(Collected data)

BEGIN

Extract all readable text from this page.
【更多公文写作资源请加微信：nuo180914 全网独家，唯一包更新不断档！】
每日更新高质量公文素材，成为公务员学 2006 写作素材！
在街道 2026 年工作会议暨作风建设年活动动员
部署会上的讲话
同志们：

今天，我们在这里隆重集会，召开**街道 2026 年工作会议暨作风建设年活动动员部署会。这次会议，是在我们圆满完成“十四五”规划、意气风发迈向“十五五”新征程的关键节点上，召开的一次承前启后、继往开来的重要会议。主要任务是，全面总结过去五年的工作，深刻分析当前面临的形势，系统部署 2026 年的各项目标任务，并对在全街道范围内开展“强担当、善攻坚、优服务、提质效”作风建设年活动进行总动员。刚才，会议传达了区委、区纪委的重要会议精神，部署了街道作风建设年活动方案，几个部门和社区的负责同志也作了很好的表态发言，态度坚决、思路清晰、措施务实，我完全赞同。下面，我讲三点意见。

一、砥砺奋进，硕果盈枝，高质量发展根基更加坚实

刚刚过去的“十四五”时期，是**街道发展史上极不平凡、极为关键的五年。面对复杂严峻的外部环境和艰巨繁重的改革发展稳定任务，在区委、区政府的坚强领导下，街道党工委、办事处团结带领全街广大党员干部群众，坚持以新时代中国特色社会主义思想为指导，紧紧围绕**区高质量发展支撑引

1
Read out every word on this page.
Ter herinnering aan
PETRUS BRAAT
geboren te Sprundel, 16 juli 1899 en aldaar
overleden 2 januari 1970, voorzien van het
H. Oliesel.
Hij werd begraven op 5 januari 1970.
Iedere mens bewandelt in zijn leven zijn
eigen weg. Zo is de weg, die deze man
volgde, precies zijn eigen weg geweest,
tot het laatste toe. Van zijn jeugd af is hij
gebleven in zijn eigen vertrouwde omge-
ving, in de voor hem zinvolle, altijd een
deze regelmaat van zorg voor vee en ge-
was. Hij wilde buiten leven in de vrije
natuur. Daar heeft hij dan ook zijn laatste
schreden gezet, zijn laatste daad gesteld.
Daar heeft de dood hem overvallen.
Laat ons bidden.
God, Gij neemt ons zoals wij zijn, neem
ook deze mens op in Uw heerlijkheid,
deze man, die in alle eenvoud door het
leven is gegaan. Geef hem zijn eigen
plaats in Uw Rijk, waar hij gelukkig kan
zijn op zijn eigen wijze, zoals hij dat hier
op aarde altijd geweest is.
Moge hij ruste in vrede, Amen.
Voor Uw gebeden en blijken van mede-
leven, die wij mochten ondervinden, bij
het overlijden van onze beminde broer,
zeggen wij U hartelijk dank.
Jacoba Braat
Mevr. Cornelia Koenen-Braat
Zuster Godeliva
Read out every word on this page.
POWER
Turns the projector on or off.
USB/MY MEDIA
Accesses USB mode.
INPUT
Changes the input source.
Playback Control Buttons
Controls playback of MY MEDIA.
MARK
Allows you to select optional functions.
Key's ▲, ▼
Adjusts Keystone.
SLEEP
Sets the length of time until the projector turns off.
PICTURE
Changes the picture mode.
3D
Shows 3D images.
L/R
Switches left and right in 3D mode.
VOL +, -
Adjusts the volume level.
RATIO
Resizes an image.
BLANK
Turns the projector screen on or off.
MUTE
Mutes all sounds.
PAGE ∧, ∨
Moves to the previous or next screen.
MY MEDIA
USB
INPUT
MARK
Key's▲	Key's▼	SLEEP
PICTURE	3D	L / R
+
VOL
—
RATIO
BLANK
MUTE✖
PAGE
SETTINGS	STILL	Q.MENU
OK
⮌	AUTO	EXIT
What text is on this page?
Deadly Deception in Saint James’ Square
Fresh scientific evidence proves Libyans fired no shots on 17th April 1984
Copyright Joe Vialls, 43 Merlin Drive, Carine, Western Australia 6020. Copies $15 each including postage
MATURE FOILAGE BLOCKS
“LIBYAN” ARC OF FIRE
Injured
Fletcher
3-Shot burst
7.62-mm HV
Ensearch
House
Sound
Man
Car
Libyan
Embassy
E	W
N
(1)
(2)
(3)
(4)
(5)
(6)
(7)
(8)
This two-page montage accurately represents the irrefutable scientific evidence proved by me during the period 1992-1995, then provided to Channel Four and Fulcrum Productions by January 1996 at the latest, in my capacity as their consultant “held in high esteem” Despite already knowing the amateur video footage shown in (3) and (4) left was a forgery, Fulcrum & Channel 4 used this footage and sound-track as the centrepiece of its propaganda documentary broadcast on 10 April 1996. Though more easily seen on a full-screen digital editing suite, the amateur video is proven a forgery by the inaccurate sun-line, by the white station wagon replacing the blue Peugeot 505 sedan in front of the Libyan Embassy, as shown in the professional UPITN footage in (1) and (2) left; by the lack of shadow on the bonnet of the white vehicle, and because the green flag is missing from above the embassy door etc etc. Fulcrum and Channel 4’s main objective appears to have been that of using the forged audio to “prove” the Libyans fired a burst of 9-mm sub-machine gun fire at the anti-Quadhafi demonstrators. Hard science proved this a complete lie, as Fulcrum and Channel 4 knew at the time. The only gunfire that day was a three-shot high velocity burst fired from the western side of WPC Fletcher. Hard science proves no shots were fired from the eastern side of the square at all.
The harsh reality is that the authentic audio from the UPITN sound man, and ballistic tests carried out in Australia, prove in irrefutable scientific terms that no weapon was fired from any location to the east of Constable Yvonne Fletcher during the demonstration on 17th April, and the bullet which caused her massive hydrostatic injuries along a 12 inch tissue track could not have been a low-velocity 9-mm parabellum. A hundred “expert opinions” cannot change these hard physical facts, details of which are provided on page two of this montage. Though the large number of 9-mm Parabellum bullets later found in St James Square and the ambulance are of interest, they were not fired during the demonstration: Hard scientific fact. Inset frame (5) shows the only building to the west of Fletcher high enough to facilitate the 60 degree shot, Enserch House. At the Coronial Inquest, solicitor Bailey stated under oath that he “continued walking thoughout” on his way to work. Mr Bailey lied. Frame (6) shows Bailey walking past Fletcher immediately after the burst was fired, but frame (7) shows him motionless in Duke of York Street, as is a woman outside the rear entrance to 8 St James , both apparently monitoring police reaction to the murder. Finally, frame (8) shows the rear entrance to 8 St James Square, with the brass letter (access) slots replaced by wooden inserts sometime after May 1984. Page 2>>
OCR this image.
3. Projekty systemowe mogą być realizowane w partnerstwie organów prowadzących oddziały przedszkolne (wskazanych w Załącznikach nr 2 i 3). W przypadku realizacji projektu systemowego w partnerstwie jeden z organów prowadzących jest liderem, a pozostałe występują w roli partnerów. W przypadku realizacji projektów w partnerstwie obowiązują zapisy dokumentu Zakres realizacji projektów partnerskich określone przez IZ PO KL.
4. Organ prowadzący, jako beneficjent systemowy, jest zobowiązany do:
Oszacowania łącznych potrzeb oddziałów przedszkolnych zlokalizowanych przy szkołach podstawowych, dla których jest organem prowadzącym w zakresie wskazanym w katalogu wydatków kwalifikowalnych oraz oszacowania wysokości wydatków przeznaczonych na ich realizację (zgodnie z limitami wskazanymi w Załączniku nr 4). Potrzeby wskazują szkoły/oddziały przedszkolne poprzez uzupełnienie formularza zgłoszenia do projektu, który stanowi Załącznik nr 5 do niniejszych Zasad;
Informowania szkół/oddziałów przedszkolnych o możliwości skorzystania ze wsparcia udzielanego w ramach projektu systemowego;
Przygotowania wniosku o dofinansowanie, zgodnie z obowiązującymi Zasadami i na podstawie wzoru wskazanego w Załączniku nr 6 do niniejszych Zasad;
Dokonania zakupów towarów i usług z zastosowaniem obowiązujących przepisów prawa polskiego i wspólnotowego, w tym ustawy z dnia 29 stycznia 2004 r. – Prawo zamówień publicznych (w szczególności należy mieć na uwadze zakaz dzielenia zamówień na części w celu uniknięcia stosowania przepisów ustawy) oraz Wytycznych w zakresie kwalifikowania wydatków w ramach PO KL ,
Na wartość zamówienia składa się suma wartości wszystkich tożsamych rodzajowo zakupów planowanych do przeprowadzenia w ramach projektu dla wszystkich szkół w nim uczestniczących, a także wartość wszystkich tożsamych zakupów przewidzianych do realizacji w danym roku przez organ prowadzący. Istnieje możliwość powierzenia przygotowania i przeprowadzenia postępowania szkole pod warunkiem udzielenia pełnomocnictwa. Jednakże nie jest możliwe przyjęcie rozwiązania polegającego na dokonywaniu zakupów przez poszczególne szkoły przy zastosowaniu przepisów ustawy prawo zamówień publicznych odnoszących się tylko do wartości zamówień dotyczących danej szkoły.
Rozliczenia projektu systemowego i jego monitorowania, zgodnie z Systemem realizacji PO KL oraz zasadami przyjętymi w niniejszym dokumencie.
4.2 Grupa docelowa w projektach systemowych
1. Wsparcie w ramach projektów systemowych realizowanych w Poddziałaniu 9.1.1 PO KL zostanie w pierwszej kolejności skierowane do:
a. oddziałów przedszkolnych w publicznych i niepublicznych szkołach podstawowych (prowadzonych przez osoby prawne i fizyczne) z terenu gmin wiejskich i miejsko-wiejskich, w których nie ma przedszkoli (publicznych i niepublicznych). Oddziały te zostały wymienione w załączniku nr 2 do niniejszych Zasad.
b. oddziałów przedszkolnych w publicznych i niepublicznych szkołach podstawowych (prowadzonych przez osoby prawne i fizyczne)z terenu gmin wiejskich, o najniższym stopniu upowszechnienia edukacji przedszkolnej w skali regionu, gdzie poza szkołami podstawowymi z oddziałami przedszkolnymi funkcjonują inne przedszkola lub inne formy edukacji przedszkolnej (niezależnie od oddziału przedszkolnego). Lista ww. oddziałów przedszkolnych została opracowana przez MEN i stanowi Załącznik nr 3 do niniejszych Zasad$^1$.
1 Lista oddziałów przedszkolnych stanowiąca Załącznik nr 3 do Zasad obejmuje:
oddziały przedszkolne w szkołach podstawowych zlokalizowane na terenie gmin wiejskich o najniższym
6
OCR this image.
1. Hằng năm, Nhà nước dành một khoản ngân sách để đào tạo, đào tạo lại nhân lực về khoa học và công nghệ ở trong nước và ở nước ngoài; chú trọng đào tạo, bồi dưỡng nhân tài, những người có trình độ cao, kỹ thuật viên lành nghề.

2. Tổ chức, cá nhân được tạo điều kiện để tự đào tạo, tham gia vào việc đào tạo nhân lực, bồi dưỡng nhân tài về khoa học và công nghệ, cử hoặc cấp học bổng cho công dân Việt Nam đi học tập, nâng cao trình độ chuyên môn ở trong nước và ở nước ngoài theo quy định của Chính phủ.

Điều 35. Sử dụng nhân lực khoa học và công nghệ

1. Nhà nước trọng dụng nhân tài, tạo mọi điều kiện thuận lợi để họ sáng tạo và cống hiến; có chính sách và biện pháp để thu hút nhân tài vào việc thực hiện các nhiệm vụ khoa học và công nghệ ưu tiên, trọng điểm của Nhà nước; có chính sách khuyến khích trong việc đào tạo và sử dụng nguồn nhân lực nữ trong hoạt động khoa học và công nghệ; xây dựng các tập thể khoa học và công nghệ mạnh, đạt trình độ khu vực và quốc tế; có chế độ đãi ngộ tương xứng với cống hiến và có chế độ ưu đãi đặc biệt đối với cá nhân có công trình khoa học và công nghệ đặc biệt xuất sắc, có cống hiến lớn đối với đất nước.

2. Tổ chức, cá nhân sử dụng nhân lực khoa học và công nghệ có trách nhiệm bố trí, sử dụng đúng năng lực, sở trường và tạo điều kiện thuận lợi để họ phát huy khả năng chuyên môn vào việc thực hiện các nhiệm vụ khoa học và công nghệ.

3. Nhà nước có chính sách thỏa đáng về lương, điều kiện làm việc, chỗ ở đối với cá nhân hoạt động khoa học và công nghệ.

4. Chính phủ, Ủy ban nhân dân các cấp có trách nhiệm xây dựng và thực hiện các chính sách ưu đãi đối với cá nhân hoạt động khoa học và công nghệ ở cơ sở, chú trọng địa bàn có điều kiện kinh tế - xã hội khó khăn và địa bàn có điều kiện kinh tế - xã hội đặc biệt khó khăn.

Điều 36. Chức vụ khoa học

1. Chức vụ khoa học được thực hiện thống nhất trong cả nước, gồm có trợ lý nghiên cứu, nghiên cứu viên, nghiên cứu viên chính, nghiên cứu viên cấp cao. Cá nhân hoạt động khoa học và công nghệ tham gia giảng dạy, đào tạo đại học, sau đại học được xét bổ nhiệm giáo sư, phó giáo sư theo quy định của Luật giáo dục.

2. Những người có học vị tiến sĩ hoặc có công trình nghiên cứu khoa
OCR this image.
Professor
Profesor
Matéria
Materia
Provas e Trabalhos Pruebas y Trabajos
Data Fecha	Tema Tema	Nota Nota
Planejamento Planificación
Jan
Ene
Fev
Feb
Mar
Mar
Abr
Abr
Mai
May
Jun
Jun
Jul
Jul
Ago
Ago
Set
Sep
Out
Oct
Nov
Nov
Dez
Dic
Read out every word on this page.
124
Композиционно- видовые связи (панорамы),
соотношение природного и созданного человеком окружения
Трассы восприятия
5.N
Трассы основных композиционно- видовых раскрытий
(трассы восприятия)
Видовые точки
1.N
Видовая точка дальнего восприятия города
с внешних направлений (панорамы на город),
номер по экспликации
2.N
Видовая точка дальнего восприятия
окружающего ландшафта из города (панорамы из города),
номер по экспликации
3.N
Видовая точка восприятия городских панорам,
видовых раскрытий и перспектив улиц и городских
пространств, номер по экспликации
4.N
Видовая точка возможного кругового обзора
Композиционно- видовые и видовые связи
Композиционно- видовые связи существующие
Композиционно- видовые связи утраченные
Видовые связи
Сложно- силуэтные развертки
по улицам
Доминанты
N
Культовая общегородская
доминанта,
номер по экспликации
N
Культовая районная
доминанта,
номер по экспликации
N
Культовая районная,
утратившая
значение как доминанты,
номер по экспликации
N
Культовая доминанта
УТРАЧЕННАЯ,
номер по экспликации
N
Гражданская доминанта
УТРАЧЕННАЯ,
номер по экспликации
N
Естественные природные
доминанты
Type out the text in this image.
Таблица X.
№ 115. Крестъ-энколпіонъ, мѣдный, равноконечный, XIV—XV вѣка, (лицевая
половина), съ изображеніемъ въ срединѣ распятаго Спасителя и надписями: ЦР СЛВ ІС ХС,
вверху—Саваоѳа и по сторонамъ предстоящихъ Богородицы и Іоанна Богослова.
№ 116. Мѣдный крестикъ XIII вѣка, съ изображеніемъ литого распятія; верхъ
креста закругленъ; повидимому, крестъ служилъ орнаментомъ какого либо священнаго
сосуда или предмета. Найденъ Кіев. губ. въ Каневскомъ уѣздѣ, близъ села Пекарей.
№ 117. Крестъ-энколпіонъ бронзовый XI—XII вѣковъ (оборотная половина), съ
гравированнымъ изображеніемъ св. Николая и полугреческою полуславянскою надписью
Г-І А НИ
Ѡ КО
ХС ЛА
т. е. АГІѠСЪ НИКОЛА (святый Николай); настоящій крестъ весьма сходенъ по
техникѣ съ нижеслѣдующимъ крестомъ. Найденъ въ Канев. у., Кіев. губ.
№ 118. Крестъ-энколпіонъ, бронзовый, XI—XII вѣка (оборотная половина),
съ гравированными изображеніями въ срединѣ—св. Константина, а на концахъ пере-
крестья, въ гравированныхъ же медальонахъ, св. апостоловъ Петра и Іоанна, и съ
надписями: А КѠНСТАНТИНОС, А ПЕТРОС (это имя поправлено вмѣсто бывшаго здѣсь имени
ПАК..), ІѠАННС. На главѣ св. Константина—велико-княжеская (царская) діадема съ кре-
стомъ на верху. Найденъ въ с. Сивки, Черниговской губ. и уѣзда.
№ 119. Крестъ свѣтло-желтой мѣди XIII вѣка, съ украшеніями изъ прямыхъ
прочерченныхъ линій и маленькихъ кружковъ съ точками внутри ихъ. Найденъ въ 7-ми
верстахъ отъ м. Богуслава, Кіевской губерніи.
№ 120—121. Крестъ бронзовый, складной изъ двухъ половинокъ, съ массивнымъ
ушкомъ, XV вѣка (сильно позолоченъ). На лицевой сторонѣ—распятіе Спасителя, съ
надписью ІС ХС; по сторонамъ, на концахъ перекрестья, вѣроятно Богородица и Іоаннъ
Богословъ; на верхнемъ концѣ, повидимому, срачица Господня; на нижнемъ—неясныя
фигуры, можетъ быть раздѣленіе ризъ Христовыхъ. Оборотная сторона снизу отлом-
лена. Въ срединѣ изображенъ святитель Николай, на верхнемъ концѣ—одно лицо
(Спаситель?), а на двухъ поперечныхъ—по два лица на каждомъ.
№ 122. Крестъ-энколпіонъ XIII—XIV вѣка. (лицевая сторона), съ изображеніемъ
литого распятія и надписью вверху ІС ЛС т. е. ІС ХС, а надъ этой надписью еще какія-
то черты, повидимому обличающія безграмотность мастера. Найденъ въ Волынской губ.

END

To do :: Filter lines by "бронзовый" and return each hit.

Correct response ::
№ 117. Крестъ-энколпіонъ бронзовый XI—XII вѣковъ (оборотная половина), съ
№ 118. Крестъ-энколпіонъ, бронзовый, XI—XII вѣка (оборотная половина),
№ 120—121. Крестъ бронзовый, складной изъ двухъ половинокъ, съ массивнымъ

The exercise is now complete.